**SET TASK:** Gather up every line that includes the string "frac".

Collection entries
## Start
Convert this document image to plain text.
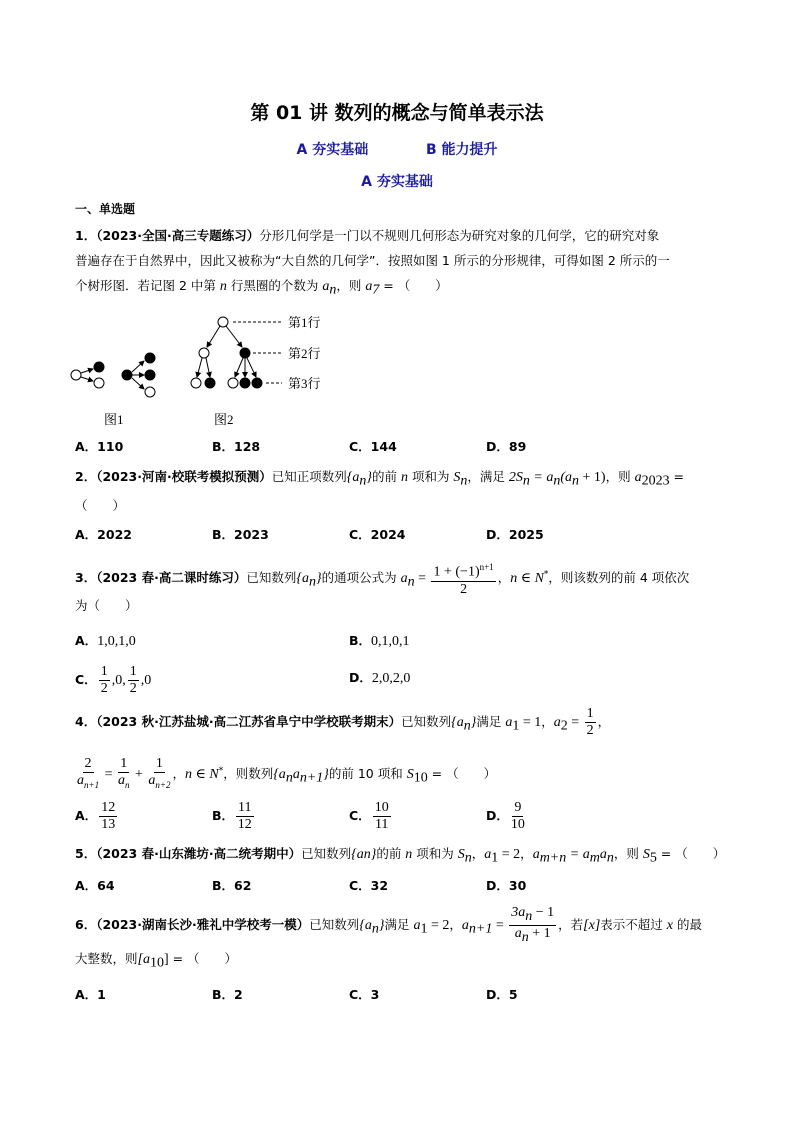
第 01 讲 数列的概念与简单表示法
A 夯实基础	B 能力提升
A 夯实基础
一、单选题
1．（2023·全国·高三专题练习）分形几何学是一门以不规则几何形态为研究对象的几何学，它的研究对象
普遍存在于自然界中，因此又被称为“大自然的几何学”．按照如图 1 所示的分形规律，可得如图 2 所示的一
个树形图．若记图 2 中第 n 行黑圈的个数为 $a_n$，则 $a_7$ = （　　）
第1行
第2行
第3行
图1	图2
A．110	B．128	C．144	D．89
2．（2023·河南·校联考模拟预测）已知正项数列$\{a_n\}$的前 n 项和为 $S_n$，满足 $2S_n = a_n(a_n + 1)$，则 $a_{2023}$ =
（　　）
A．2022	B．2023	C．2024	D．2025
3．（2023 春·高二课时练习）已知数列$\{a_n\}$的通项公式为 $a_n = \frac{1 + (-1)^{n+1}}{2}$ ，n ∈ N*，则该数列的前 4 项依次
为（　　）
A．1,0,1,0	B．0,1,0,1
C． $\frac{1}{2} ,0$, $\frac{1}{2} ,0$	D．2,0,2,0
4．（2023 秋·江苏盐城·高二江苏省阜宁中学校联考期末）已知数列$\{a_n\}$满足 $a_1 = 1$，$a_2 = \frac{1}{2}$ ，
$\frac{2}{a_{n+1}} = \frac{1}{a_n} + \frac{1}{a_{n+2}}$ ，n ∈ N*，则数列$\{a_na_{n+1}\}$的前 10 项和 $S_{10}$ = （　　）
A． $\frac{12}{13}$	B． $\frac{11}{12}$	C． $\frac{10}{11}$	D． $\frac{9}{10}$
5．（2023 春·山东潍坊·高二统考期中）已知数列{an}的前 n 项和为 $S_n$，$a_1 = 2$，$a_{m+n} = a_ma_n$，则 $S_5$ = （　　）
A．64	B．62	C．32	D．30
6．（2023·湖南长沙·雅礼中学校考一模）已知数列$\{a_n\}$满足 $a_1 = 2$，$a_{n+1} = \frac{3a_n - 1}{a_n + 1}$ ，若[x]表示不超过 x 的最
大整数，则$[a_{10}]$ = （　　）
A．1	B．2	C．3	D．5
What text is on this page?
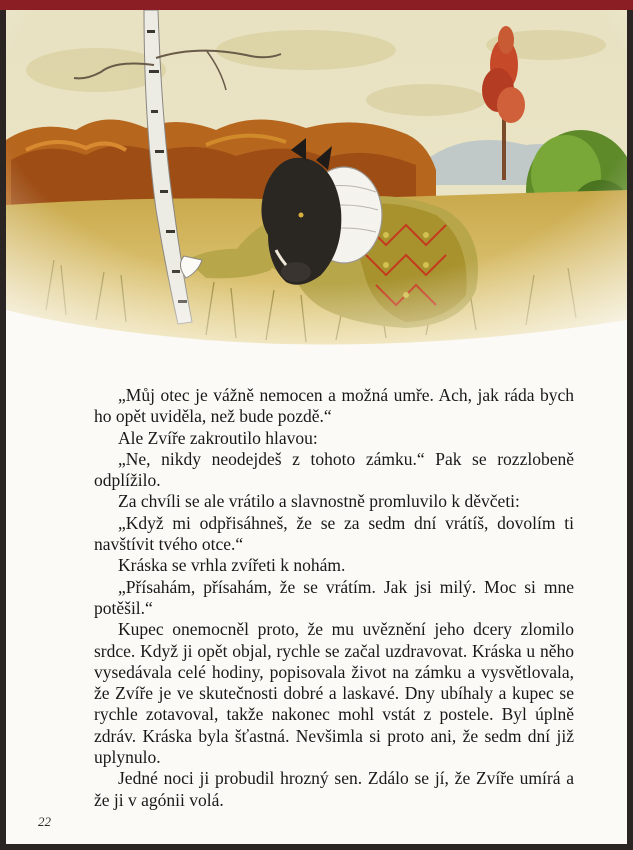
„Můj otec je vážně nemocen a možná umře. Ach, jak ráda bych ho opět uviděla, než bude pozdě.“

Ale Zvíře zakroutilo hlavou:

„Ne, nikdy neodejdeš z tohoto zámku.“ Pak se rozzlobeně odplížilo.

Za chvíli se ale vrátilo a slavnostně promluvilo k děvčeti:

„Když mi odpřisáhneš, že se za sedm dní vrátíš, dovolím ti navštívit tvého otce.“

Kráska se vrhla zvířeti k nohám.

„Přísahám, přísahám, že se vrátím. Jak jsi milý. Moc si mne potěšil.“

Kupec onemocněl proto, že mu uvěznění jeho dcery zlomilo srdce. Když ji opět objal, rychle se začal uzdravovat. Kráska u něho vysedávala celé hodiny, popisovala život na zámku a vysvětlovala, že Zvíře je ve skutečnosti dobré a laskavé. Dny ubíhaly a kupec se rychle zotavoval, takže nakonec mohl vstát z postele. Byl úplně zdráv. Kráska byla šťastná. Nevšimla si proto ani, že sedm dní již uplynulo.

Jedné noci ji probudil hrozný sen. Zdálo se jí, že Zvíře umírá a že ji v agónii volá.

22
## End
## Start
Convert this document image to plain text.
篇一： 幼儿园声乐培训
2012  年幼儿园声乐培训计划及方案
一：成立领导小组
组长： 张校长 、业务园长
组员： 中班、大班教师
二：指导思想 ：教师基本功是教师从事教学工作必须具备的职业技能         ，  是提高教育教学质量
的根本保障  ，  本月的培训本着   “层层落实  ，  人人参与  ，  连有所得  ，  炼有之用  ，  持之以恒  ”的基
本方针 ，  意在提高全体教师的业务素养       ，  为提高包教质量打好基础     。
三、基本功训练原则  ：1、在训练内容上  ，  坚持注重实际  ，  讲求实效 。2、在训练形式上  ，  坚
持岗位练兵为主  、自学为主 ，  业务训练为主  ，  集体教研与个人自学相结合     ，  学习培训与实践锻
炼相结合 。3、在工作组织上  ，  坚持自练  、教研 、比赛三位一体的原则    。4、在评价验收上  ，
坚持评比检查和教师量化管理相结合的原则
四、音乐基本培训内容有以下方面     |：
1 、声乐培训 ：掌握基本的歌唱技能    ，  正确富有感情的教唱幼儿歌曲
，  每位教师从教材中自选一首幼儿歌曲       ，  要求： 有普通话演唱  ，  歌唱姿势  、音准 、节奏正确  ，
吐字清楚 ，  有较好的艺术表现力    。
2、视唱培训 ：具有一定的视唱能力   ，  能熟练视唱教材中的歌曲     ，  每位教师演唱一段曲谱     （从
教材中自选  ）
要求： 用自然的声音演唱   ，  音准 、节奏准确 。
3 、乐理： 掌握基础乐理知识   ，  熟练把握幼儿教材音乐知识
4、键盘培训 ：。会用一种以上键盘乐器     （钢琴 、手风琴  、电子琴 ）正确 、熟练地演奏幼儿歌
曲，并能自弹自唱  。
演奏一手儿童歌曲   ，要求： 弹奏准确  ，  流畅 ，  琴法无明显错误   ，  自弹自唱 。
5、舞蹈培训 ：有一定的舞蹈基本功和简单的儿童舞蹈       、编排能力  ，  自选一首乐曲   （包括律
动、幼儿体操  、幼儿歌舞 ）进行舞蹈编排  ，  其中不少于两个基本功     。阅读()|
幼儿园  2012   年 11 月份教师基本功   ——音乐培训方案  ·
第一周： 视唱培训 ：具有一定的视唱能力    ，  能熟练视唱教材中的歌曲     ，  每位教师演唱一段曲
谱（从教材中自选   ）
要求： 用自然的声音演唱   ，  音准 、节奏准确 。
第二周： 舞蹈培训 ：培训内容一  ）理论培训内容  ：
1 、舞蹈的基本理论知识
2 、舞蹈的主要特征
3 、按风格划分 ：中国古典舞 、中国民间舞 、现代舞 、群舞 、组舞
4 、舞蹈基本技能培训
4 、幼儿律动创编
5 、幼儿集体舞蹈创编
## End
**EXERCISE RESPONSE:**
3．（2023 春·高二课时练习）已知数列$\{a_n\}$的通项公式为 $a_n = \frac{1 + (-1)^{n+1}}{2}$ ，n ∈ N*，则该数列的前 4 项依次
C． $\frac{1}{2} ,0$, $\frac{1}{2} ,0$	D．2,0,2,0
4．（2023 秋·江苏盐城·高二江苏省阜宁中学校联考期末）已知数列$\{a_n\}$满足 $a_1 = 1$，$a_2 = \frac{1}{2}$ ，
$\frac{2}{a_{n+1}} = \frac{1}{a_n} + \frac{1}{a_{n+2}}$ ，n ∈ N*，则数列$\{a_na_{n+1}\}$的前 10 项和 $S_{10}$ = （　　）
A． $\frac{12}{13}$	B． $\frac{11}{12}$	C． $\frac{10}{11}$	D． $\frac{9}{10}$
6．（2023·湖南长沙·雅礼中学校考一模）已知数列$\{a_n\}$满足 $a_1 = 2$，$a_{n+1} = \frac{3a_n - 1}{a_n + 1}$ ，若[x]表示不超过 x 的最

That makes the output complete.